**WHAT IS EXPECTED**
Where a line of the listing below includes the word "Rodger", reproduce that line.
··· EXTRACTED INFORMATION ···
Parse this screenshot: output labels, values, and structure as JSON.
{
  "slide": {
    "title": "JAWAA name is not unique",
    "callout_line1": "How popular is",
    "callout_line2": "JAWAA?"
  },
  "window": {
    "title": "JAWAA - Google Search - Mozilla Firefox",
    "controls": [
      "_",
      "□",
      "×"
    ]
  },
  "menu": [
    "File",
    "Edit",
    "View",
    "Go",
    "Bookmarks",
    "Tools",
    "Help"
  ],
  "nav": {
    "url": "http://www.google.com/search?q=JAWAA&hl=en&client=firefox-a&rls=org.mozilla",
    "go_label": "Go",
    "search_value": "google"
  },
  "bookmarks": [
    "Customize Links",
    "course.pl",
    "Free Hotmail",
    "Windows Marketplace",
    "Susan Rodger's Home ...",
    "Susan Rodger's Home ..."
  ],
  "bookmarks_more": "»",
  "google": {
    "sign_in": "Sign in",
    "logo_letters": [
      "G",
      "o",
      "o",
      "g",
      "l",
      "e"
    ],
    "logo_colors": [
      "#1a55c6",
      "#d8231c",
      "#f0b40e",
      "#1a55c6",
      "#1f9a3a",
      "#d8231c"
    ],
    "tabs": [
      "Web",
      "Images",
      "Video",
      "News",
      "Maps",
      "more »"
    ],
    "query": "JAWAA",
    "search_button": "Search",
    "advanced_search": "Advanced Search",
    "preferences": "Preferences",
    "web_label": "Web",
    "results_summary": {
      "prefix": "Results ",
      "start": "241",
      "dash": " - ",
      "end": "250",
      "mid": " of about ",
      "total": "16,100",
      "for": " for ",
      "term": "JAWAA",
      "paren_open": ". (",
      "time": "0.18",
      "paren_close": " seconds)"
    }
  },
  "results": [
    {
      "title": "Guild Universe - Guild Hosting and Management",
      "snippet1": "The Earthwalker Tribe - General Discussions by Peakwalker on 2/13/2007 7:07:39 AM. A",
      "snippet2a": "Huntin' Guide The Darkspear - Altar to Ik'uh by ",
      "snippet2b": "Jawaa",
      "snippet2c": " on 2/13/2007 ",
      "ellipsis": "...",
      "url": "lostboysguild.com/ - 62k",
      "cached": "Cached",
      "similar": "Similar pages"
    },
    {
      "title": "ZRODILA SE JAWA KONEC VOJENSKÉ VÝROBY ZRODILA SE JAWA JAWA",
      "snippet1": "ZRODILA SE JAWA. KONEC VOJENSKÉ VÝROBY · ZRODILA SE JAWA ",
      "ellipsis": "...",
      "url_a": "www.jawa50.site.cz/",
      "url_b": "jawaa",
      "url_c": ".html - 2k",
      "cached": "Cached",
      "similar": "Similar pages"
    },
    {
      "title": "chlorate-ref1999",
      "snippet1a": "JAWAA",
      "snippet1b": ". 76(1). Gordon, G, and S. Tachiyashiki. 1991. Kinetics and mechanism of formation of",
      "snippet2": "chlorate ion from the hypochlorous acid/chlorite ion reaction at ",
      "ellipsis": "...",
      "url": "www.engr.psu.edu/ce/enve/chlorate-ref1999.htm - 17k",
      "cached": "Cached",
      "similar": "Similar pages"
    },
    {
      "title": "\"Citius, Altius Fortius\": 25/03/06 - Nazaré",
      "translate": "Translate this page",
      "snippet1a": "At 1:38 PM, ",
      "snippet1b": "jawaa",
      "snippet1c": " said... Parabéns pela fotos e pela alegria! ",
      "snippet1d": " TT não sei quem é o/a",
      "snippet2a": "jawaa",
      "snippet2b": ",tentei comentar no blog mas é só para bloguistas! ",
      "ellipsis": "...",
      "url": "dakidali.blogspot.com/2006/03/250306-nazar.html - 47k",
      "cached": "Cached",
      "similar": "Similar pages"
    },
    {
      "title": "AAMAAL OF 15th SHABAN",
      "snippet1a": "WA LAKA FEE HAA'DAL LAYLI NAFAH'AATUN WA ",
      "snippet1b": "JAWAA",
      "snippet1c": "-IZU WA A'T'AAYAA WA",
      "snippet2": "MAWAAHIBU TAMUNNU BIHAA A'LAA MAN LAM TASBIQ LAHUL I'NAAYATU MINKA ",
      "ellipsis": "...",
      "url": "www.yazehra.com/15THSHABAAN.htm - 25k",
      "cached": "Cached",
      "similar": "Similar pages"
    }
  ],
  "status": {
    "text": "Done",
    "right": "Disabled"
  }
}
···
**OUTPUT OF THE EXERCISE**
    "Susan Rodger's Home ...",
    "Susan Rodger's Home ..."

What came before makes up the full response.